▶ [Problem requirements]: Return each line of the entries below without alteration, omitting the pictures from your answer.
===== Supplied records
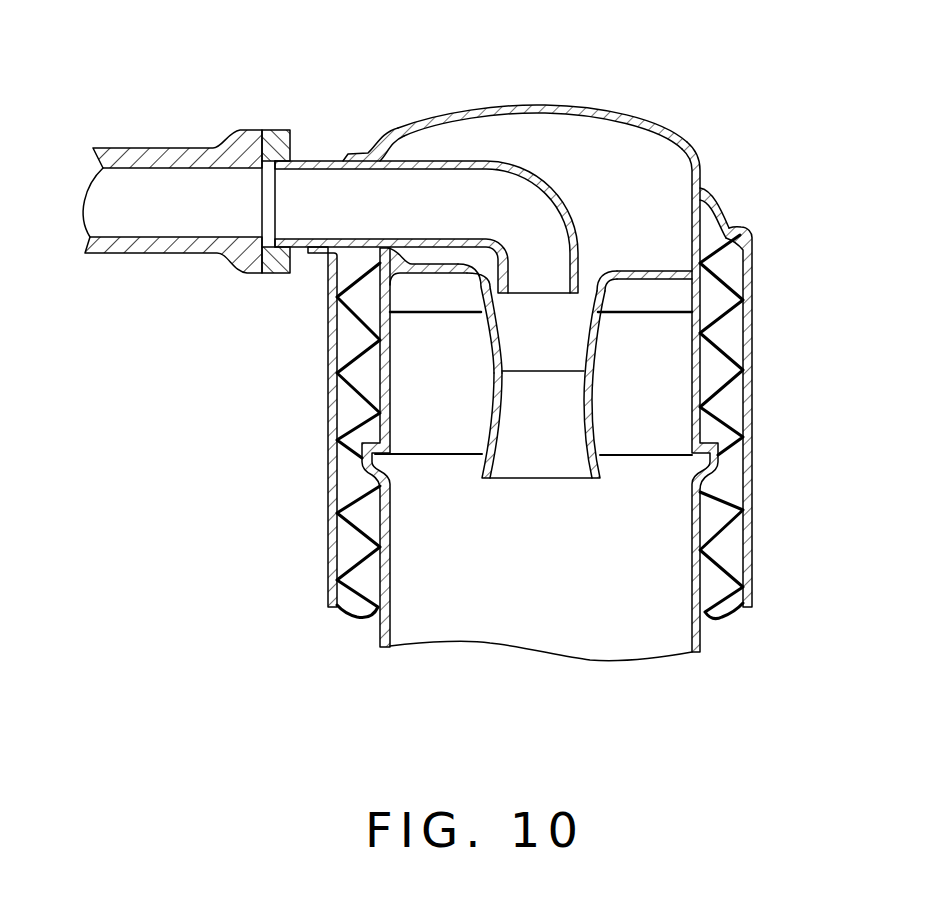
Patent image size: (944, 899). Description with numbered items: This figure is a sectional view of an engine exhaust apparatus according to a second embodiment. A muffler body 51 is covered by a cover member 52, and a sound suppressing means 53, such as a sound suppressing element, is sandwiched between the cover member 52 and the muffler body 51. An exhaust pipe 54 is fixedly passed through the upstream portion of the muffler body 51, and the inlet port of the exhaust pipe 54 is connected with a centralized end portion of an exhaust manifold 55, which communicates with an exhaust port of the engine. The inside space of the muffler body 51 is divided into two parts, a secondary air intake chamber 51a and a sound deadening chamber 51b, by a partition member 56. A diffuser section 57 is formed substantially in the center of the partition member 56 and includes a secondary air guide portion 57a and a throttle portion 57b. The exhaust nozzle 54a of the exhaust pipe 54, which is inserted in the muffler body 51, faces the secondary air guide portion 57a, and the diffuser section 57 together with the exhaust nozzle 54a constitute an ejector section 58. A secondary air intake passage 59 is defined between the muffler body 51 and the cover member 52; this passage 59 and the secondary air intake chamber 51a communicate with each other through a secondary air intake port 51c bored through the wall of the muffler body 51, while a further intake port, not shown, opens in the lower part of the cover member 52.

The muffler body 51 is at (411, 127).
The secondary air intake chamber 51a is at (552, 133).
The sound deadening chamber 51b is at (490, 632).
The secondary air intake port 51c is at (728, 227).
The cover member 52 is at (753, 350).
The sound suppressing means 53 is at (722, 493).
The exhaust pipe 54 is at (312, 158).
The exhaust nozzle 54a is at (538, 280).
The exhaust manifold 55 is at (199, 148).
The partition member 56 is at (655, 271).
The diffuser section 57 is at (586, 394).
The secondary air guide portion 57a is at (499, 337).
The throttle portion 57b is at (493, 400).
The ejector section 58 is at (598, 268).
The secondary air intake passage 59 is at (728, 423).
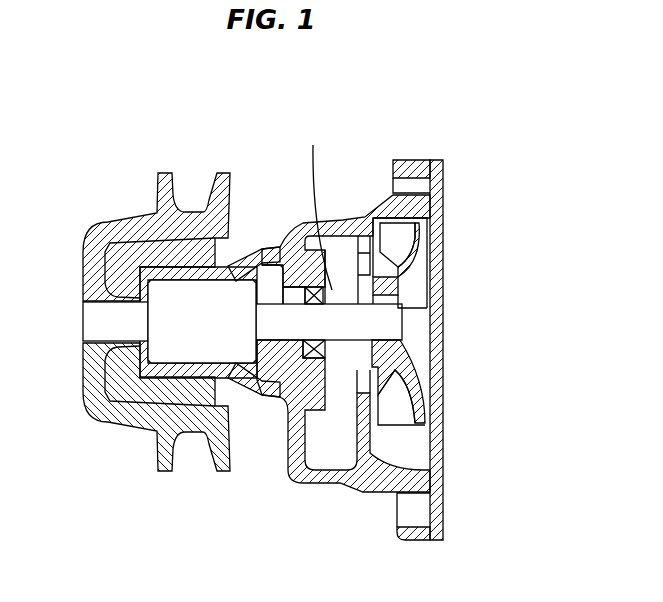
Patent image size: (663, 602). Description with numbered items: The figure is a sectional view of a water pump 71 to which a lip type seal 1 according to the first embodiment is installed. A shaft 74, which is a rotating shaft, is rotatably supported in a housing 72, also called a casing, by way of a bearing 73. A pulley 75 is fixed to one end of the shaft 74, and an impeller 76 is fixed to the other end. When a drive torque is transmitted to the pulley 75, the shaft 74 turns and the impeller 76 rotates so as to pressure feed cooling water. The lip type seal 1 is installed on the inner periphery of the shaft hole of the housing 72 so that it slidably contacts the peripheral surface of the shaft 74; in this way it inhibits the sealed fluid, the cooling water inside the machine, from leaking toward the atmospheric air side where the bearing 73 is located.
==========
▶ [Written response]:
Patent image size: (944, 899). Description with numbered items: This figure is a sectional view of an engine exhaust apparatus according to a second embodiment. A muffler body 51 is covered by a cover member 52, and a sound suppressing means 53, such as a sound suppressing element, is sandwiched between the cover member 52 and the muffler body 51. An exhaust pipe 54 is fixedly passed through the upstream portion of the muffler body 51, and the inlet port of the exhaust pipe 54 is connected with a centralized end portion of an exhaust manifold 55, which communicates with an exhaust port of the engine. The inside space of the muffler body 51 is divided into two parts, a secondary air intake chamber 51a and a sound deadening chamber 51b, by a partition member 56. A diffuser section 57 is formed substantially in the center of the partition member 56 and includes a secondary air guide portion 57a and a throttle portion 57b. The exhaust nozzle 54a of the exhaust pipe 54, which is inserted in the muffler body 51, faces the secondary air guide portion 57a, and the diffuser section 57 together with the exhaust nozzle 54a constitute an ejector section 58. A secondary air intake passage 59 is defined between the muffler body 51 and the cover member 52; this passage 59 and the secondary air intake chamber 51a communicate with each other through a secondary air intake port 51c bored through the wall of the muffler body 51, while a further intake port, not shown, opens in the lower part of the cover member 52.

The muffler body 51 is at (411, 127).
The secondary air intake chamber 51a is at (552, 133).
The sound deadening chamber 51b is at (490, 632).
The secondary air intake port 51c is at (728, 227).
The cover member 52 is at (753, 350).
The sound suppressing means 53 is at (722, 493).
The exhaust pipe 54 is at (312, 158).
The exhaust nozzle 54a is at (538, 280).
The exhaust manifold 55 is at (199, 148).
The partition member 56 is at (655, 271).
The diffuser section 57 is at (586, 394).
The secondary air guide portion 57a is at (499, 337).
The throttle portion 57b is at (493, 400).
The ejector section 58 is at (598, 268).
The secondary air intake passage 59 is at (728, 423).
Patent image size: (663, 602). Description with numbered items: The figure is a sectional view of a water pump 71 to which a lip type seal 1 according to the first embodiment is installed. A shaft 74, which is a rotating shaft, is rotatably supported in a housing 72, also called a casing, by way of a bearing 73. A pulley 75 is fixed to one end of the shaft 74, and an impeller 76 is fixed to the other end. When a drive torque is transmitted to the pulley 75, the shaft 74 turns and the impeller 76 rotates so as to pressure feed cooling water. The lip type seal 1 is installed on the inner periphery of the shaft hole of the housing 72 so that it slidably contacts the peripheral surface of the shaft 74; in this way it inhibits the sealed fluid, the cooling water inside the machine, from leaking toward the atmospheric air side where the bearing 73 is located.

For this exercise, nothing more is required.